EXERCISE REQUIREMENTS >> Read through the records below and copy each line that uses the word "tengelybiztosító".

DATA PROVIDED >>
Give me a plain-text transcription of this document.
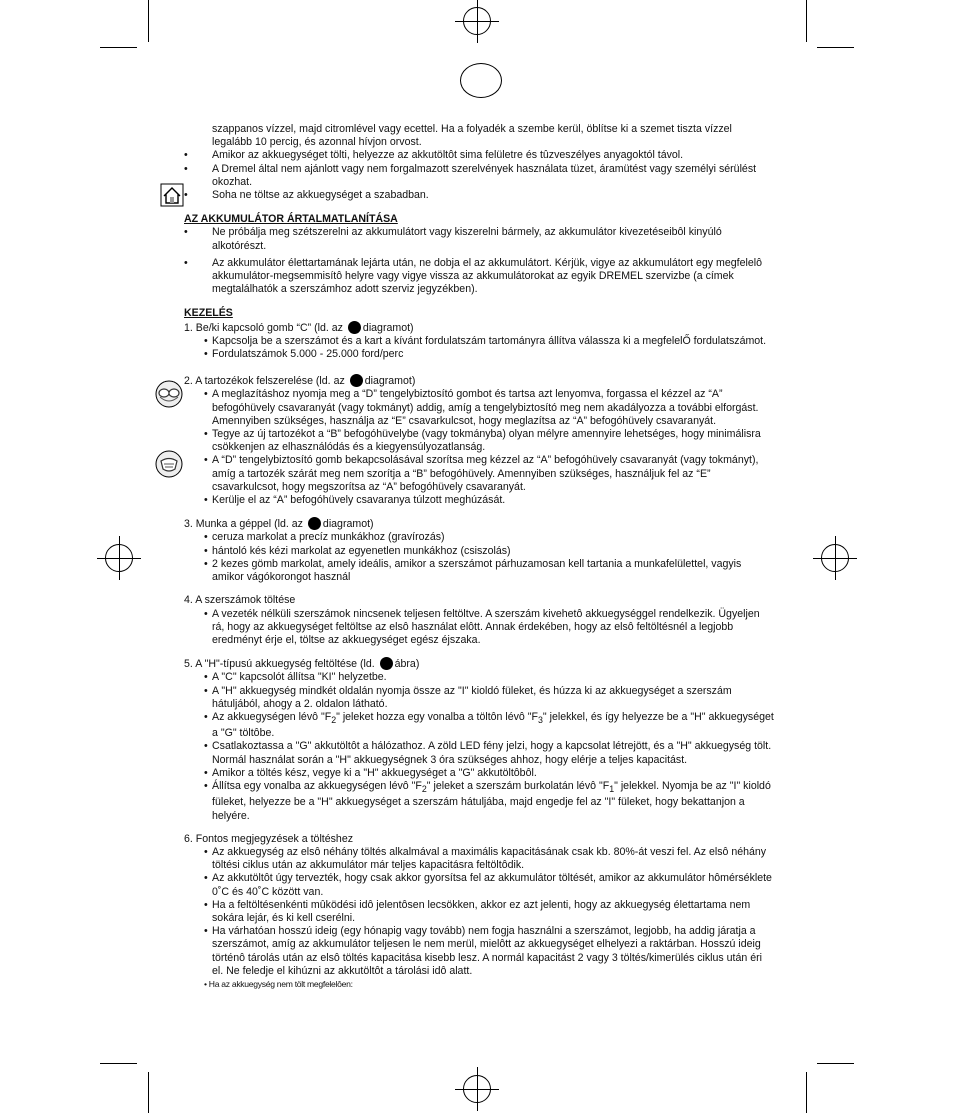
szappanos vízzel, majd citromlével vagy ecettel. Ha a folyadék a szembe kerül, öblítse ki a szemet tiszta vízzel legalább 10 percig, és azonnal hívjon orvost.
• Amikor az akkuegységet tölti, helyezze az akkutöltôt sima felületre és tûzveszélyes anyagoktól távol.
• A Dremel által nem ajánlott vagy nem forgalmazott szerelvények használata tüzet, áramütést vagy személyi sérülést okozhat.
• Soha ne töltse az akkuegységet a szabadban.
AZ AKKUMULÁTOR ÁRTALMATLANÍTÁSA
• Ne próbálja meg szétszerelni az akkumulátort vagy kiszerelni bármely, az akkumulátor kivezetéseibôl kinyúló alkotórészt.
• Az akkumulátor élettartamának lejárta után, ne dobja el az akkumulátort. Kérjük, vigye az akkumulátort egy megfelelô akkumulátor-megsemmisítô helyre vagy vigye vissza az akkumulátorokat az egyik DREMEL szervizbe (a címek megtalálhatók a szerszámhoz adott szerviz jegyzékben).
KEZELÉS
1. Be/ki kapcsoló gomb “C” (ld. az diagramot)
• Kapcsolja be a szerszámot és a kart a kívánt fordulatszám tartományra állítva válassza ki a megfelelŐ fordulatszámot.
• Fordulatszámok 5.000 - 25.000 ford/perc
2. A tartozékok felszerelése (ld. az diagramot)
• A meglazításhoz nyomja meg a “D” tengelybiztosító gombot és tartsa azt lenyomva, forgassa el kézzel az “A” befogóhüvely csavaranyát (vagy tokmányt) addig, amíg a tengelybiztosító meg nem akadályozza a további elforgást. Amennyiben szükséges, használja az “E” csavarkulcsot, hogy meglazítsa az “A” befogóhüvely csavaranyát.
• Tegye az új tartozékot a “B” befogóhüvelybe (vagy tokmányba) olyan mélyre amennyire lehetséges, hogy minimálisra csökkenjen az elhasználódás és a kiegyensúlyozatlanság.
• A “D” tengelybiztosító gomb bekapcsolásával szorítsa meg kézzel az “A” befogóhüvely csavaranyát (vagy tokmányt), amíg a tartozék szárát meg nem szorítja a “B” befogóhüvely. Amennyiben szükséges, használjuk fel az “E” csavarkulcsot, hogy megszorítsa az “A” befogóhüvely csavaranyát.
• Kerülje el az “A” befogóhüvely csavaranya túlzott meghúzását.
3. Munka a géppel (ld. az diagramot)
• ceruza markolat a precíz munkákhoz (gravírozás)
• hántoló kés kézi markolat az egyenetlen munkákhoz (csiszolás)
• 2 kezes gömb markolat, amely ideális, amikor a szerszámot párhuzamosan kell tartania a munkafelülettel, vagyis amikor vágókorongot használ
4. A szerszámok töltése
• A vezeték nélküli szerszámok nincsenek teljesen feltöltve. A szerszám kivehetô akkuegységgel rendelkezik. Ügyeljen rá, hogy az akkuegységet feltöltse az elsô használat elôtt. Annak érdekében, hogy az elsô feltöltésnél a legjobb eredményt érje el, töltse az akkuegységet egész éjszaka.
5. A "H"-típusú akkuegység feltöltése (ld. ábra)
• A "C" kapcsolót állítsa "KI" helyzetbe.
• A "H" akkuegység mindkét oldalán nyomja össze az "I" kioldó füleket, és húzza ki az akkuegységet a szerszám hátuljából, ahogy a 2. oldalon látható.
• Az akkuegységen lévô "$F_2$" jeleket hozza egy vonalba a töltôn lévô "$F_3$" jelekkel, és így helyezze be a "H" akkuegységet a "G" töltôbe.
• Csatlakoztassa a "G" akkutöltôt a hálózathoz. A zöld LED fény jelzi, hogy a kapcsolat létrejött, és a "H" akkuegység tölt. Normál használat során a "H" akkuegységnek 3 óra szükséges ahhoz, hogy elérje a teljes kapacitást.
• Amikor a töltés kész, vegye ki a "H" akkuegységet a "G" akkutöltôbôl.
• Állítsa egy vonalba az akkuegységen lévô "$F_2$" jeleket a szerszám burkolatán lévô "$F_1$" jelekkel. Nyomja be az "I" kioldó füleket, helyezze be a "H" akkuegységet a szerszám hátuljába, majd engedje fel az "I" füleket, hogy bekattanjon a helyére.
6. Fontos megjegyzések a töltéshez
• Az akkuegység az elsô néhány töltés alkalmával a maximális kapacitásának csak kb. 80%-át veszi fel. Az elsô néhány töltési ciklus után az akkumulátor már teljes kapacitásra feltöltôdik.
• Az akkutöltôt úgy tervezték, hogy csak akkor gyorsítsa fel az akkumulátor töltését, amikor az akkumulátor hômérséklete 0˚C és 40˚C között van.
• Ha a feltöltésenkénti mûködési idô jelentôsen lecsökken, akkor ez azt jelenti, hogy az akkuegység élettartama nem sokára lejár, és ki kell cserélni.
• Ha várhatóan hosszú ideig (egy hónapig vagy tovább) nem fogja használni a szerszámot, legjobb, ha addig járatja a szerszámot, amíg az akkumulátor teljesen le nem merül, mielôtt az akkuegységet elhelyezi a raktárban. Hosszú ideig történô tárolás után az elsô töltés kapacitása kisebb lesz. A normál kapacitást 2 vagy 3 töltés/kimerülés ciklus után éri el. Ne feledje el kihúzni az akkutöltôt a tárolási idô alatt.
• Ha az akkuegység nem tölt megfelelôen:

ANSWER TO THIS EXERCISE >>
• A meglazításhoz nyomja meg a “D” tengelybiztosító gombot és tartsa azt lenyomva, forgassa el kézzel az “A” befogóhüvely csavaranyát (vagy tokmányt) addig, amíg a tengelybiztosító meg nem akadályozza a további elforgást. Amennyiben szükséges, használja az “E” csavarkulcsot, hogy meglazítsa az “A” befogóhüvely csavaranyát.
• A “D” tengelybiztosító gomb bekapcsolásával szorítsa meg kézzel az “A” befogóhüvely csavaranyát (vagy tokmányt), amíg a tartozék szárát meg nem szorítja a “B” befogóhüvely. Amennyiben szükséges, használjuk fel az “E” csavarkulcsot, hogy megszorítsa az “A” befogóhüvely csavaranyát.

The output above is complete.